#### Task directions
Check each line of the entries below for the string "PRUEBA" and state how many lines have it, with no other text.

#### Data records
======
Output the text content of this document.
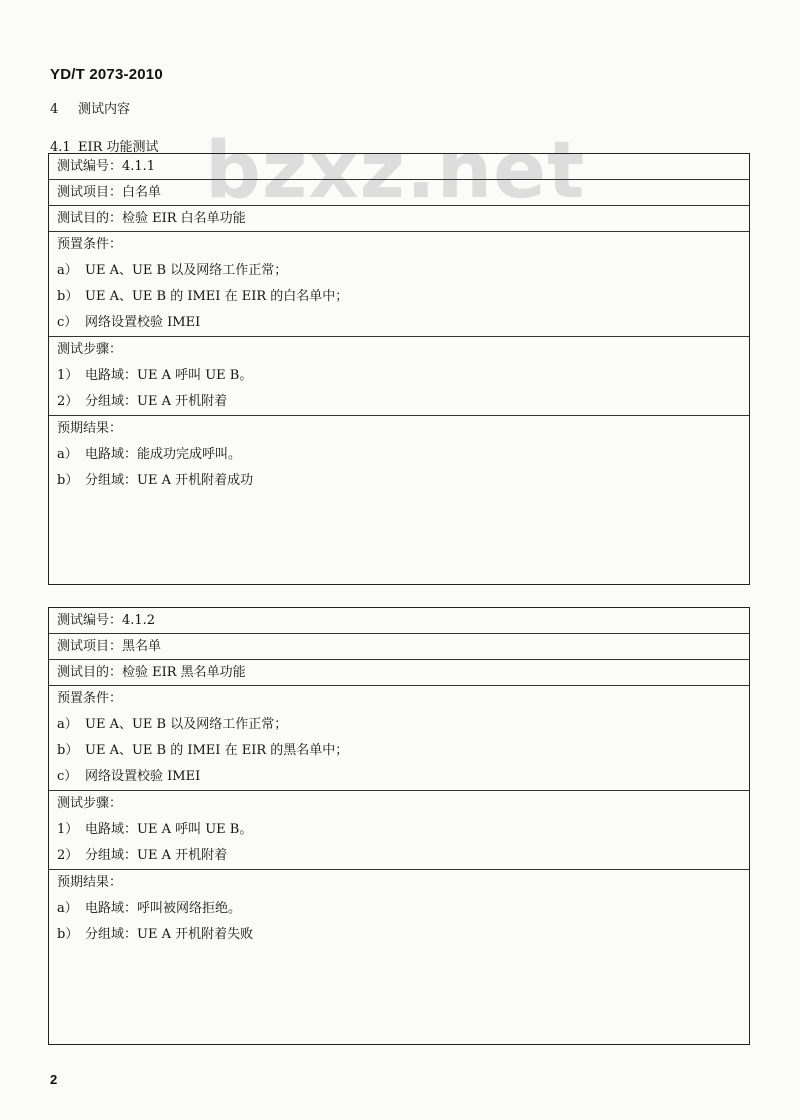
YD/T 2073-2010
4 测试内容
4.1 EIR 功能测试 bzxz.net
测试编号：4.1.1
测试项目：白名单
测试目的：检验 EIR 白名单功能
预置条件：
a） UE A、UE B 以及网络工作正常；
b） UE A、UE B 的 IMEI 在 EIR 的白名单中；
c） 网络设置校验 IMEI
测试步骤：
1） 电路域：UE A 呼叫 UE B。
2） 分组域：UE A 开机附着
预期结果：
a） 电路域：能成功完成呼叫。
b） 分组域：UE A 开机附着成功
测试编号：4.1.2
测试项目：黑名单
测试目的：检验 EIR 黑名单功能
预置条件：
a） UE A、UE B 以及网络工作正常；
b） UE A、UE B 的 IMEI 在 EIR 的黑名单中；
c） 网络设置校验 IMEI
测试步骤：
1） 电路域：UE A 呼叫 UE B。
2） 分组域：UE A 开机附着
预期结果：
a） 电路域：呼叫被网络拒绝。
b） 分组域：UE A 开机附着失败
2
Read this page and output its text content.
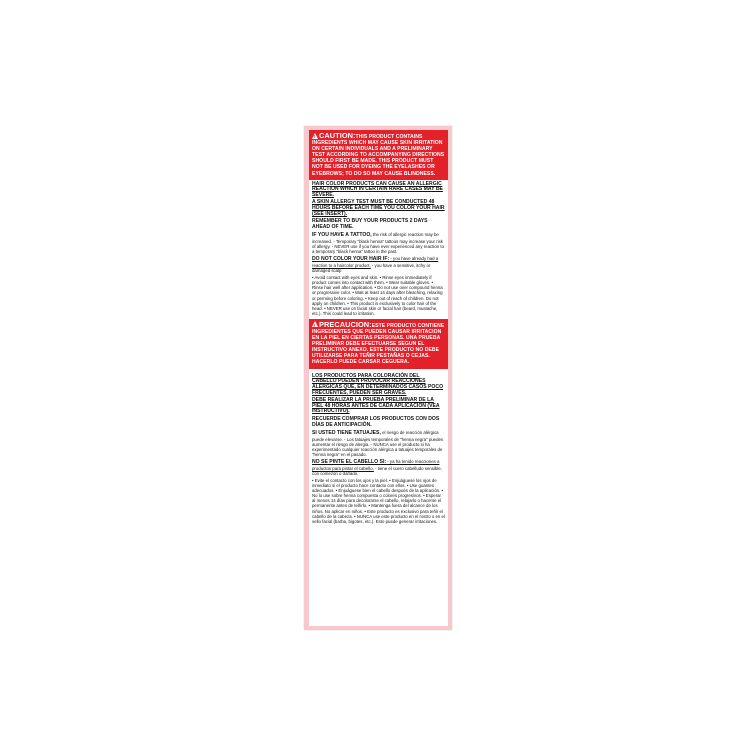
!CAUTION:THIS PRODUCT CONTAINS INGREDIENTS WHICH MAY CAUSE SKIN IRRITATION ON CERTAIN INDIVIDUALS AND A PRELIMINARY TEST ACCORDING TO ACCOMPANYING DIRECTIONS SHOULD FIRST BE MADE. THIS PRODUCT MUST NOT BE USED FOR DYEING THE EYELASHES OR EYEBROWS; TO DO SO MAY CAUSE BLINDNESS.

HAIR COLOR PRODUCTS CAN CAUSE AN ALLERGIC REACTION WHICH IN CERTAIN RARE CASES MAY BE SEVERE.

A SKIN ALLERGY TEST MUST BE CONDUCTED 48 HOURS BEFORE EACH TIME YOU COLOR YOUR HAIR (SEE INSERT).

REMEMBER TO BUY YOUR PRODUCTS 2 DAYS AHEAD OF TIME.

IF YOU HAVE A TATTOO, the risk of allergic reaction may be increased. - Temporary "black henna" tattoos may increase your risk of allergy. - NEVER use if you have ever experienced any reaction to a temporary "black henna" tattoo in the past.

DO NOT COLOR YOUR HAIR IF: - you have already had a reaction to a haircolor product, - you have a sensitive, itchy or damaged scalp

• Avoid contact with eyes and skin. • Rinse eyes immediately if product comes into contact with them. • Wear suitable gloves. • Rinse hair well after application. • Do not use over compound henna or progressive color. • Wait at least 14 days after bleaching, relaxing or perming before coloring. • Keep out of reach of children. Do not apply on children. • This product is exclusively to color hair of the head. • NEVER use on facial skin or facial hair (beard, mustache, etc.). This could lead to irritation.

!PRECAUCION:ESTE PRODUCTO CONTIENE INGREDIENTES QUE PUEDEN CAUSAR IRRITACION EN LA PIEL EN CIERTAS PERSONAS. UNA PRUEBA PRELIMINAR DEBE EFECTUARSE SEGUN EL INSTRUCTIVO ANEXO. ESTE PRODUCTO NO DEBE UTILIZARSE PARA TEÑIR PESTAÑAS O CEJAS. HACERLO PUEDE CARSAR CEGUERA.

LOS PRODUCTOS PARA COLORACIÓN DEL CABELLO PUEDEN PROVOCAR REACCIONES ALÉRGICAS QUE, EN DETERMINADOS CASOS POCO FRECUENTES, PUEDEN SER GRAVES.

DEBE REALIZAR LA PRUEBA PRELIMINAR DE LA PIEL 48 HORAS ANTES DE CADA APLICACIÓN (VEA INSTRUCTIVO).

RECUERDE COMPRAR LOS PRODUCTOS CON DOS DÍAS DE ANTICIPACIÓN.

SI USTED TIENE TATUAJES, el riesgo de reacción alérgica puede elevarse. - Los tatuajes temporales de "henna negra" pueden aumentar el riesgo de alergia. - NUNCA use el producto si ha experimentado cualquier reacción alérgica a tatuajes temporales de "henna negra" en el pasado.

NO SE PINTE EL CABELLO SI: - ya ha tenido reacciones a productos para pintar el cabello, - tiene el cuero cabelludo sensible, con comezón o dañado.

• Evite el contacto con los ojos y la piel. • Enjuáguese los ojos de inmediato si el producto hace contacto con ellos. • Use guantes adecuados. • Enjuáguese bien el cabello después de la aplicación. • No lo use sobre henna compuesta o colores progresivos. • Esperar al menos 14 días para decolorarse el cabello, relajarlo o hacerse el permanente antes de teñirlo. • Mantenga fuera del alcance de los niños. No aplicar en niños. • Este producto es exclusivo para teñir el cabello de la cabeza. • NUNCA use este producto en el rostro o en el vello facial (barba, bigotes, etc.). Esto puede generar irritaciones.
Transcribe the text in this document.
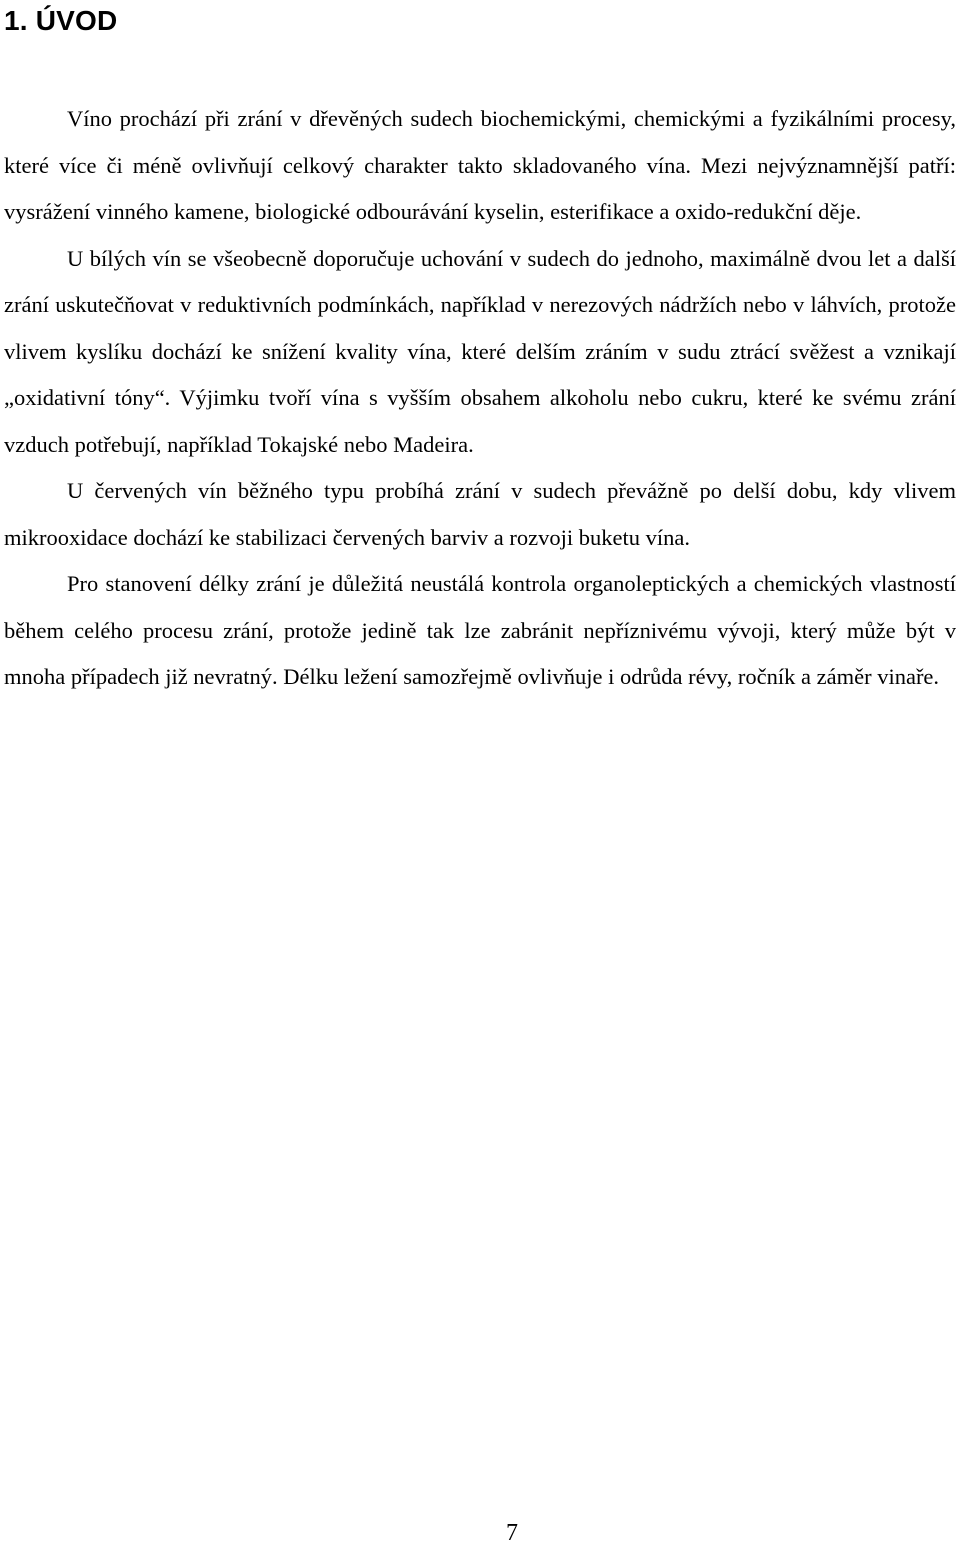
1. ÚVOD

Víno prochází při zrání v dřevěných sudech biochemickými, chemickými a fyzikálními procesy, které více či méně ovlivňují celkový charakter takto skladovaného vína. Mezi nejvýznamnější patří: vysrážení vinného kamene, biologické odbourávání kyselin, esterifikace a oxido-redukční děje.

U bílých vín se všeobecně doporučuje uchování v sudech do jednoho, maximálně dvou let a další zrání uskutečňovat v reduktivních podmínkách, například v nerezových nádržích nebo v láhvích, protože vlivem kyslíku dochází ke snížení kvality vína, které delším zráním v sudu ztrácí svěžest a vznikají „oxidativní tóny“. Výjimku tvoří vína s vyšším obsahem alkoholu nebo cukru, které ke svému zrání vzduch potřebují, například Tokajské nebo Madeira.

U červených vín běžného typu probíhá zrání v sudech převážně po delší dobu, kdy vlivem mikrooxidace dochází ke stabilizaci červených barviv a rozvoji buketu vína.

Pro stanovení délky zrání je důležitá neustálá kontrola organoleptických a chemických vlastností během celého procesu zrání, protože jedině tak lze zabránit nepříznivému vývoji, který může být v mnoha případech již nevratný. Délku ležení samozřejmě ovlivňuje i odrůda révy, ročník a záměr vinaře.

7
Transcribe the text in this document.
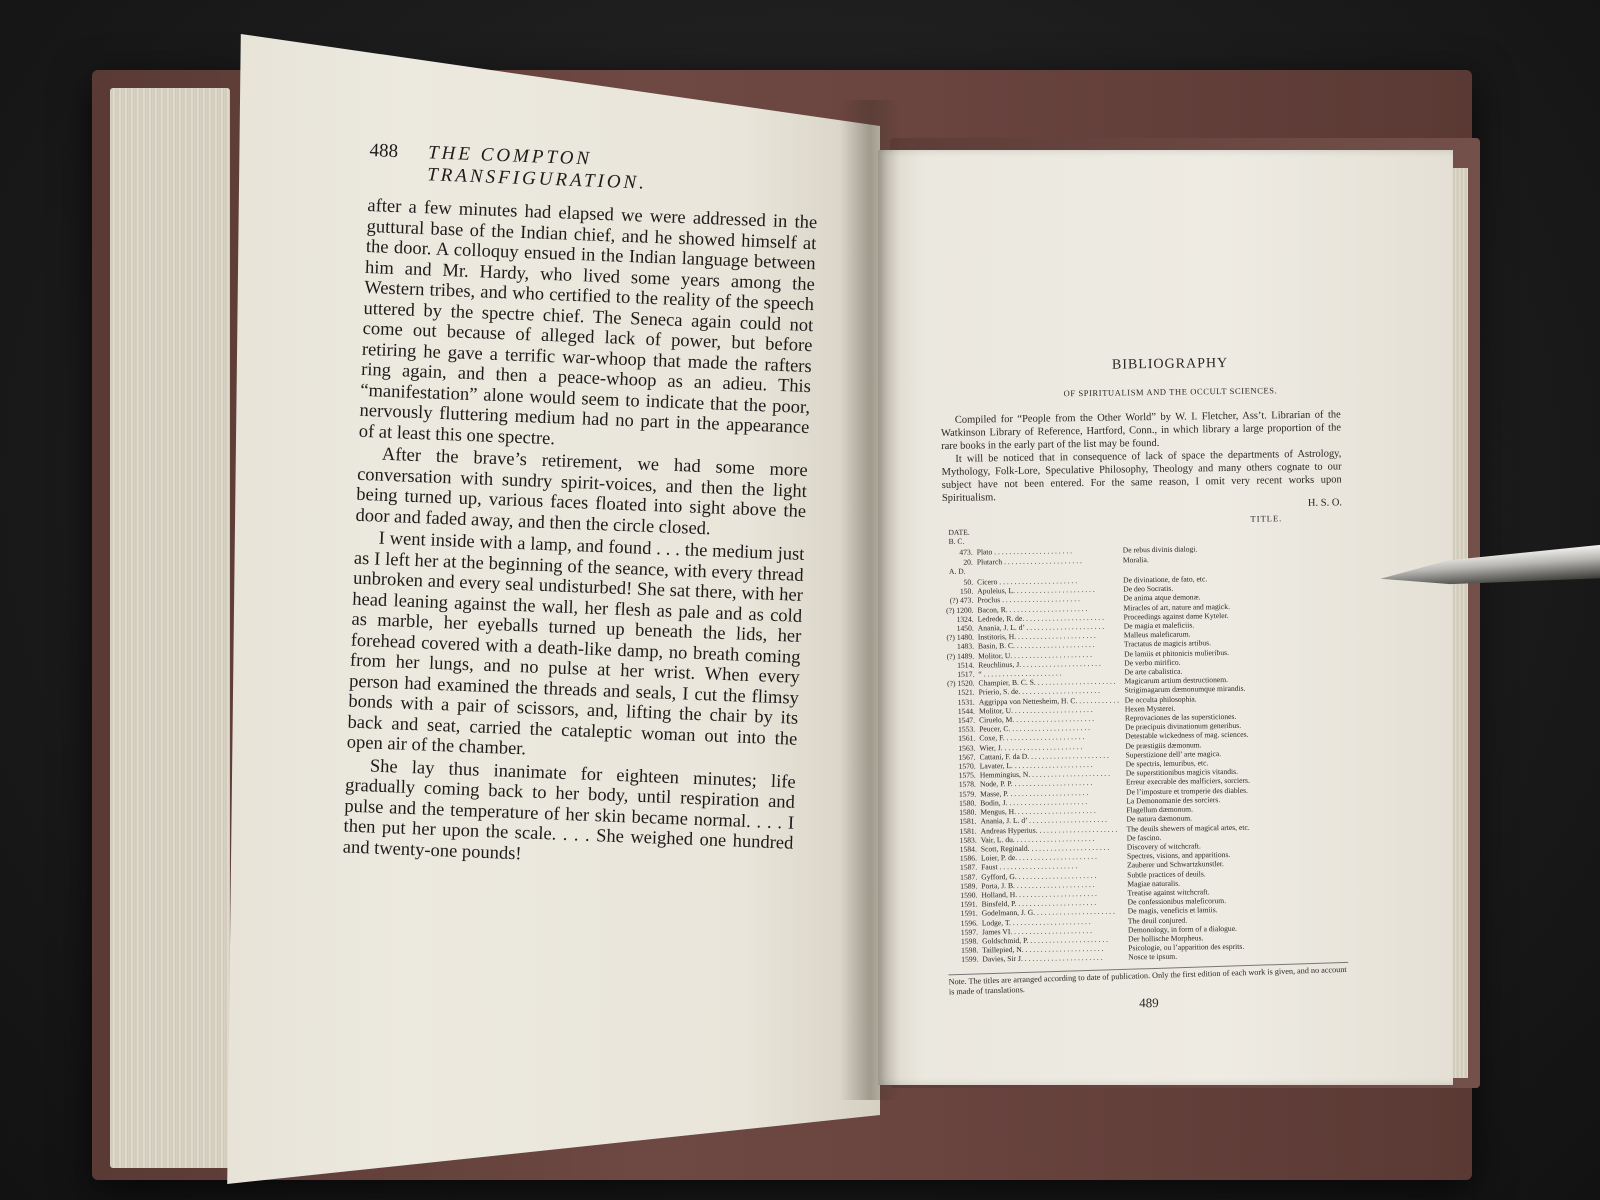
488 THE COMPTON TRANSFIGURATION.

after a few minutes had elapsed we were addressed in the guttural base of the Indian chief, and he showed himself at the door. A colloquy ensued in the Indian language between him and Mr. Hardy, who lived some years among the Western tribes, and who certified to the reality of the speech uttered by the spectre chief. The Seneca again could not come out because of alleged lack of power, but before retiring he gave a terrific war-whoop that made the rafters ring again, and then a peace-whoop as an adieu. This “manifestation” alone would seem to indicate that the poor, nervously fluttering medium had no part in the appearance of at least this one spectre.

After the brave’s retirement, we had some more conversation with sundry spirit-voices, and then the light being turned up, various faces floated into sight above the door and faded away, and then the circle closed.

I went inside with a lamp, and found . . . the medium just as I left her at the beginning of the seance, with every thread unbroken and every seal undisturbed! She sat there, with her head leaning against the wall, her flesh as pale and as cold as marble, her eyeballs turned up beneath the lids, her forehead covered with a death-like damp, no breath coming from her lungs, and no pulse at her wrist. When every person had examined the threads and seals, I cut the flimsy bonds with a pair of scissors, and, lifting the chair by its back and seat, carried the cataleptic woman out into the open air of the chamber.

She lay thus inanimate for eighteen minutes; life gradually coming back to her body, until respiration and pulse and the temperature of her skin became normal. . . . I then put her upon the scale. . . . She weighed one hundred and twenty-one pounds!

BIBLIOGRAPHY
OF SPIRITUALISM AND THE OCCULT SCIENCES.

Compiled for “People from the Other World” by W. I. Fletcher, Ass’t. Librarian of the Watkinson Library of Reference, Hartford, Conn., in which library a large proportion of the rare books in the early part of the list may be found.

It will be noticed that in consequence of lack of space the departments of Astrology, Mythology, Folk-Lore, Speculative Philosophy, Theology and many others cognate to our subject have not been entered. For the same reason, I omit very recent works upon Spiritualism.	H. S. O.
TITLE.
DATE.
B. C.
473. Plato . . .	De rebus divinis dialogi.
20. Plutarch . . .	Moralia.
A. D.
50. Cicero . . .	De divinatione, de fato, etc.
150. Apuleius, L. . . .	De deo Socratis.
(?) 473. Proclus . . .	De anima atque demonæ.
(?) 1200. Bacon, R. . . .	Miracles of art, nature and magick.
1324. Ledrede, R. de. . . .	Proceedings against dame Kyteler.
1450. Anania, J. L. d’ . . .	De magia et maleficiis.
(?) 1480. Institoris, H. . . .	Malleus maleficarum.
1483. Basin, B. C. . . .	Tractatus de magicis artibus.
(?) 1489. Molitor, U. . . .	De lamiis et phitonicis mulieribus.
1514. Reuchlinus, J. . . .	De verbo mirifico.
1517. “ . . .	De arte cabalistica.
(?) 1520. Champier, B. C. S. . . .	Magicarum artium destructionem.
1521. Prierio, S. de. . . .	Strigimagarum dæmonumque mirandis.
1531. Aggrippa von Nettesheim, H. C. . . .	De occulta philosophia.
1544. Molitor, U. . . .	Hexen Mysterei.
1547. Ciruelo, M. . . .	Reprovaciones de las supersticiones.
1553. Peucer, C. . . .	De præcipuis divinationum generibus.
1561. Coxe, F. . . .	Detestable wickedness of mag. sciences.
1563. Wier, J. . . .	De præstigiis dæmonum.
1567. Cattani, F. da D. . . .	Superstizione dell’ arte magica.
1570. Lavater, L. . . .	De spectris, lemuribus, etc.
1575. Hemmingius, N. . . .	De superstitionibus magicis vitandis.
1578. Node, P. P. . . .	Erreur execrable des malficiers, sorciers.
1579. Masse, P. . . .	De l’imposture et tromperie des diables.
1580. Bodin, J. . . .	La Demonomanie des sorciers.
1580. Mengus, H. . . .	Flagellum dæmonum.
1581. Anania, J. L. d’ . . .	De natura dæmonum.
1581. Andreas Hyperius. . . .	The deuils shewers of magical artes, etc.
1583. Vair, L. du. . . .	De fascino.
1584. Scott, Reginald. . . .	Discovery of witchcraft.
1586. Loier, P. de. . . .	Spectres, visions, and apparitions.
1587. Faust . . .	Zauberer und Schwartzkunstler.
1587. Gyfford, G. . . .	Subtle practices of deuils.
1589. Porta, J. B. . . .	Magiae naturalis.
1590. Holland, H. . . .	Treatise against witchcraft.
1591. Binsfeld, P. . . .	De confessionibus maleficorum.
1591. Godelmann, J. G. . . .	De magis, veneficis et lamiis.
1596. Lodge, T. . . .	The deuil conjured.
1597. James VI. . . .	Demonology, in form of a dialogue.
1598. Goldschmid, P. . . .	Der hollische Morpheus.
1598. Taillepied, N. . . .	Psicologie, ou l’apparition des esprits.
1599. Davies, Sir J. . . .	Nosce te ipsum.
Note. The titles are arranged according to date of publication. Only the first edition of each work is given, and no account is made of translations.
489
======
#### Answer for the task
2